What is expected >>
Extract the complete listing and repeat it word for word.

───── Available data ─────

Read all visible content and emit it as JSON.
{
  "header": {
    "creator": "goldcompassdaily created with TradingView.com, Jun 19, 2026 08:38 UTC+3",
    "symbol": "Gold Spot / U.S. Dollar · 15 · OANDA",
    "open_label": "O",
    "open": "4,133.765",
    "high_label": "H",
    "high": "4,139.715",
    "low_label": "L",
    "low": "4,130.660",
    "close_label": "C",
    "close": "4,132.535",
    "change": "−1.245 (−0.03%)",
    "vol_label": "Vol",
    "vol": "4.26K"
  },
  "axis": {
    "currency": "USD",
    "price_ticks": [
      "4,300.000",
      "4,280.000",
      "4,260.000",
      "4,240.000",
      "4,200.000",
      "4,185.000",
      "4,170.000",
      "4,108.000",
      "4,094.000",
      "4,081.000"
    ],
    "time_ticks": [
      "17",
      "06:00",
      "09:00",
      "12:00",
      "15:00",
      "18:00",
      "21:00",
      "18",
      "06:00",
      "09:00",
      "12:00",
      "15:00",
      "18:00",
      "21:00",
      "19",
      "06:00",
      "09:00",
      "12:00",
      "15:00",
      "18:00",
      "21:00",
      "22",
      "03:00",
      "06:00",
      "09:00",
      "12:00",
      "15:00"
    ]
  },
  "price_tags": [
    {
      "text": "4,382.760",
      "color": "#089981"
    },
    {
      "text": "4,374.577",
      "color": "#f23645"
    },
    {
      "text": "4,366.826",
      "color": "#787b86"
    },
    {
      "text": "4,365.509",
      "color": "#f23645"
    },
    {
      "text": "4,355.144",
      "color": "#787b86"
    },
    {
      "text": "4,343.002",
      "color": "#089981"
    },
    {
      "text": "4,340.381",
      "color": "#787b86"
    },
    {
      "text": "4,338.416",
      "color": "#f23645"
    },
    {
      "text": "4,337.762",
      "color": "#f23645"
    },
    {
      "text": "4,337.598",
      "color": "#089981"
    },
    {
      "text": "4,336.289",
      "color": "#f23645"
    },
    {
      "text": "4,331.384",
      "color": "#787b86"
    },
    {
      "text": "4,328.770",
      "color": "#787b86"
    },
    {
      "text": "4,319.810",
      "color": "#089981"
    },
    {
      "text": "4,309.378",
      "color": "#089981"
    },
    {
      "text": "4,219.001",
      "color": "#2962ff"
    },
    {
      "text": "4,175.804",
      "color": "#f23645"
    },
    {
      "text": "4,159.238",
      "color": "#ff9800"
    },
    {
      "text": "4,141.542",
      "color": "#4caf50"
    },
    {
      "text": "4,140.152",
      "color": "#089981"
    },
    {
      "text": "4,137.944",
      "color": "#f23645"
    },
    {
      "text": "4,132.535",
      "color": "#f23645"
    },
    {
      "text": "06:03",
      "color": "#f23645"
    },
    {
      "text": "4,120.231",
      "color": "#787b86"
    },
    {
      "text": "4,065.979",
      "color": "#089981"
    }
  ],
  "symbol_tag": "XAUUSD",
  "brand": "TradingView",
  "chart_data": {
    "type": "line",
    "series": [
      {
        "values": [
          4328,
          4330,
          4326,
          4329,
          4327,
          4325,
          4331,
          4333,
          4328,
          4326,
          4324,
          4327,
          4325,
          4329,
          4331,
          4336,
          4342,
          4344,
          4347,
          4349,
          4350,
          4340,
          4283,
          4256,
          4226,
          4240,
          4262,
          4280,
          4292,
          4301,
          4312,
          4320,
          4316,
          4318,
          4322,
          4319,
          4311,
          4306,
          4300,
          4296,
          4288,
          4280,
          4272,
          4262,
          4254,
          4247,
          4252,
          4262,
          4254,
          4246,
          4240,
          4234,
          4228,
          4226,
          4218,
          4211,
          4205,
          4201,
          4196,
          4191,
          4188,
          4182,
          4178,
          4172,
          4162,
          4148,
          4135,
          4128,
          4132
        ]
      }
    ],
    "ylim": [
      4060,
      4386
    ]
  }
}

─────

Task response >>
Read all visible content and emit it as JSON.
{
  "header": {
    "creator": "goldcompassdaily created with TradingView.com, Jun 19, 2026 08:38 UTC+3",
    "symbol": "Gold Spot / U.S. Dollar · 15 · OANDA",
    "open_label": "O",
    "open": "4,133.765",
    "high_label": "H",
    "high": "4,139.715",
    "low_label": "L",
    "low": "4,130.660",
    "close_label": "C",
    "close": "4,132.535",
    "change": "−1.245 (−0.03%)",
    "vol_label": "Vol",
    "vol": "4.26K"
  },
  "axis": {
    "currency": "USD",
    "price_ticks": [
      "4,300.000",
      "4,280.000",
      "4,260.000",
      "4,240.000",
      "4,200.000",
      "4,185.000",
      "4,170.000",
      "4,108.000",
      "4,094.000",
      "4,081.000"
    ],
    "time_ticks": [
      "17",
      "06:00",
      "09:00",
      "12:00",
      "15:00",
      "18:00",
      "21:00",
      "18",
      "06:00",
      "09:00",
      "12:00",
      "15:00",
      "18:00",
      "21:00",
      "19",
      "06:00",
      "09:00",
      "12:00",
      "15:00",
      "18:00",
      "21:00",
      "22",
      "03:00",
      "06:00",
      "09:00",
      "12:00",
      "15:00"
    ]
  },
  "price_tags": [
    {
      "text": "4,382.760",
      "color": "#089981"
    },
    {
      "text": "4,374.577",
      "color": "#f23645"
    },
    {
      "text": "4,366.826",
      "color": "#787b86"
    },
    {
      "text": "4,365.509",
      "color": "#f23645"
    },
    {
      "text": "4,355.144",
      "color": "#787b86"
    },
    {
      "text": "4,343.002",
      "color": "#089981"
    },
    {
      "text": "4,340.381",
      "color": "#787b86"
    },
    {
      "text": "4,338.416",
      "color": "#f23645"
    },
    {
      "text": "4,337.762",
      "color": "#f23645"
    },
    {
      "text": "4,337.598",
      "color": "#089981"
    },
    {
      "text": "4,336.289",
      "color": "#f23645"
    },
    {
      "text": "4,331.384",
      "color": "#787b86"
    },
    {
      "text": "4,328.770",
      "color": "#787b86"
    },
    {
      "text": "4,319.810",
      "color": "#089981"
    },
    {
      "text": "4,309.378",
      "color": "#089981"
    },
    {
      "text": "4,219.001",
      "color": "#2962ff"
    },
    {
      "text": "4,175.804",
      "color": "#f23645"
    },
    {
      "text": "4,159.238",
      "color": "#ff9800"
    },
    {
      "text": "4,141.542",
      "color": "#4caf50"
    },
    {
      "text": "4,140.152",
      "color": "#089981"
    },
    {
      "text": "4,137.944",
      "color": "#f23645"
    },
    {
      "text": "4,132.535",
      "color": "#f23645"
    },
    {
      "text": "06:03",
      "color": "#f23645"
    },
    {
      "text": "4,120.231",
      "color": "#787b86"
    },
    {
      "text": "4,065.979",
      "color": "#089981"
    }
  ],
  "symbol_tag": "XAUUSD",
  "brand": "TradingView",
  "chart_data": {
    "type": "line",
    "series": [
      {
        "values": [
          4328,
          4330,
          4326,
          4329,
          4327,
          4325,
          4331,
          4333,
          4328,
          4326,
          4324,
          4327,
          4325,
          4329,
          4331,
          4336,
          4342,
          4344,
          4347,
          4349,
          4350,
          4340,
          4283,
          4256,
          4226,
          4240,
          4262,
          4280,
          4292,
          4301,
          4312,
          4320,
          4316,
          4318,
          4322,
          4319,
          4311,
          4306,
          4300,
          4296,
          4288,
          4280,
          4272,
          4262,
          4254,
          4247,
          4252,
          4262,
          4254,
          4246,
          4240,
          4234,
          4228,
          4226,
          4218,
          4211,
          4205,
          4201,
          4196,
          4191,
          4188,
          4182,
          4178,
          4172,
          4162,
          4148,
          4135,
          4128,
          4132
        ]
      }
    ],
    "ylim": [
      4060,
      4386
    ]
  }
}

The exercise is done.